Data tied to figure images:

-*-

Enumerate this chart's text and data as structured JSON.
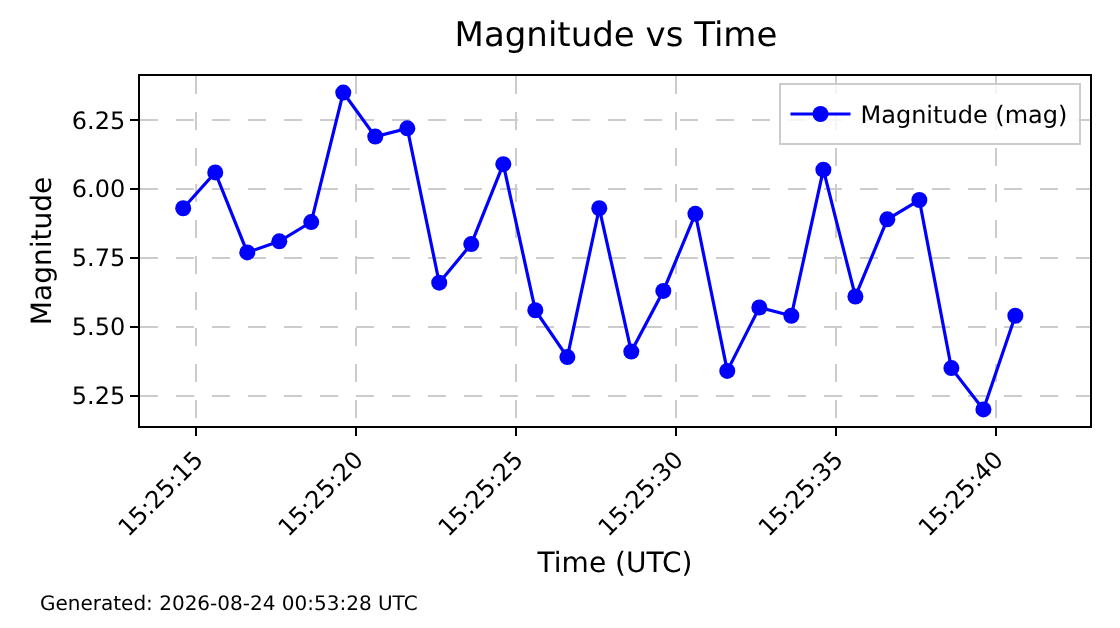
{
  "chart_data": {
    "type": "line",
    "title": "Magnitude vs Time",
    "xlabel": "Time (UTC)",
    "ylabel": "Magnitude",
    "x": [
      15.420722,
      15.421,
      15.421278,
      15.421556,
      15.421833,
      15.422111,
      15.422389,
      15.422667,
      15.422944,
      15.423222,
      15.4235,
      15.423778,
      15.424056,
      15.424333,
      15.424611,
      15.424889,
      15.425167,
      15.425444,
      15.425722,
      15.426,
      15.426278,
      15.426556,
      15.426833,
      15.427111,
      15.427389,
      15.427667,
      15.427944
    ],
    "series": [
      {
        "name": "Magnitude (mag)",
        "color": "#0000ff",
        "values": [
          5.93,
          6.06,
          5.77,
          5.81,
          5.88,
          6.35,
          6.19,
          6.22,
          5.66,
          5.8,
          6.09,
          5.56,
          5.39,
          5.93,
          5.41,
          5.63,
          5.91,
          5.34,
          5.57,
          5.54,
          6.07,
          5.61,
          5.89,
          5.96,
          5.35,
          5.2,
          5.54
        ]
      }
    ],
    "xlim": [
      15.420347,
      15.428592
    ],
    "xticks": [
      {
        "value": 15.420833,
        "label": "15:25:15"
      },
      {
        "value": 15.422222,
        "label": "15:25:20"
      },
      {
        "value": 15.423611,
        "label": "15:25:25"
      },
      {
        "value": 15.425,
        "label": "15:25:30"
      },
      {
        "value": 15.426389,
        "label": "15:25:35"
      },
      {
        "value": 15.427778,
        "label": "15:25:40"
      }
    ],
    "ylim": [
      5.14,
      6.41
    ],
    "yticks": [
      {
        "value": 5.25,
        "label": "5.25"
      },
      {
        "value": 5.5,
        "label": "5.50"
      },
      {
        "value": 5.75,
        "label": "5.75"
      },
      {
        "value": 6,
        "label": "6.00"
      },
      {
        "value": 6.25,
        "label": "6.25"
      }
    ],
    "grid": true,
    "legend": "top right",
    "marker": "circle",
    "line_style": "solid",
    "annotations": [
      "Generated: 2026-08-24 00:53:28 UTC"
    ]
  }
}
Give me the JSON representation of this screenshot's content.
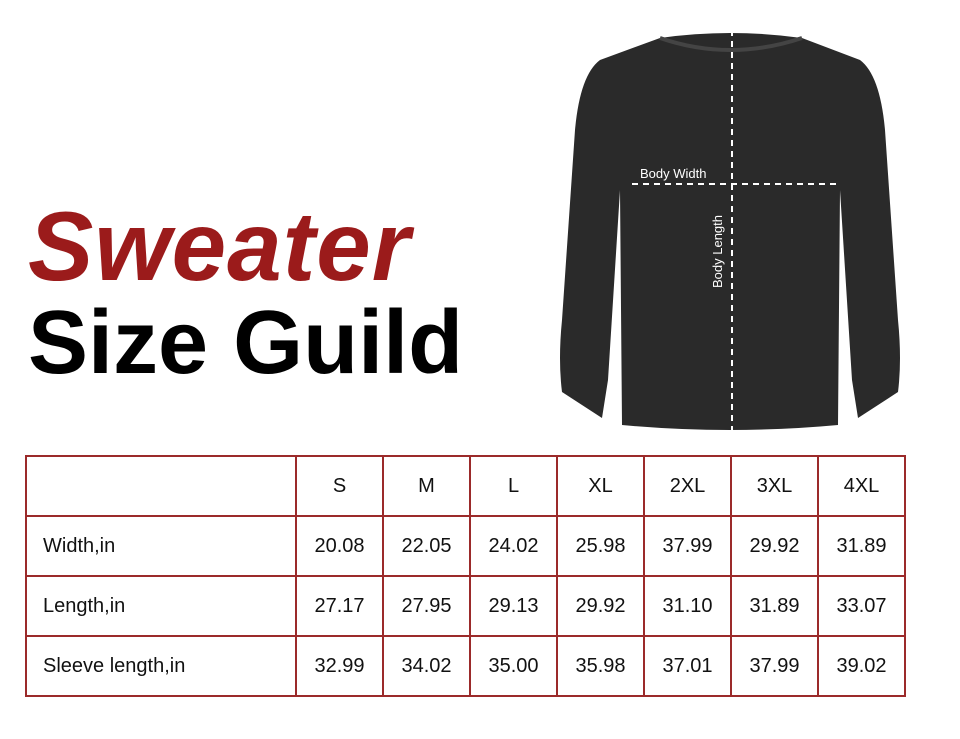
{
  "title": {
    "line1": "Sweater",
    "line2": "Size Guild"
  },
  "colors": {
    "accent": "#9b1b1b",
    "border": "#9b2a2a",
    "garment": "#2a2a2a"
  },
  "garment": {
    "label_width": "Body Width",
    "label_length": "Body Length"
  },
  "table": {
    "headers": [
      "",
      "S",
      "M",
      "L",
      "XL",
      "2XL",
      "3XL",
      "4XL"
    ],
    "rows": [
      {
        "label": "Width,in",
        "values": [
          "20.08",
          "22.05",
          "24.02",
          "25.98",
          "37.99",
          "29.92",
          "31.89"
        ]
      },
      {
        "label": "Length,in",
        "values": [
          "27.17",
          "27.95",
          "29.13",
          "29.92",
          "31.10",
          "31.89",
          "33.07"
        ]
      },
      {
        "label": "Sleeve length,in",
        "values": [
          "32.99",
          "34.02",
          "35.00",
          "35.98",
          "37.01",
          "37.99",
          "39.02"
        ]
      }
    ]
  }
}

-*-

◆ **GOAL OF THE EXERCISE**:
Report all lines of the material that contain the word "Time".

◆ **RESPONSE TO THE TASK**:
    "title": "Magnitude vs Time",
    "xlabel": "Time (UTC)",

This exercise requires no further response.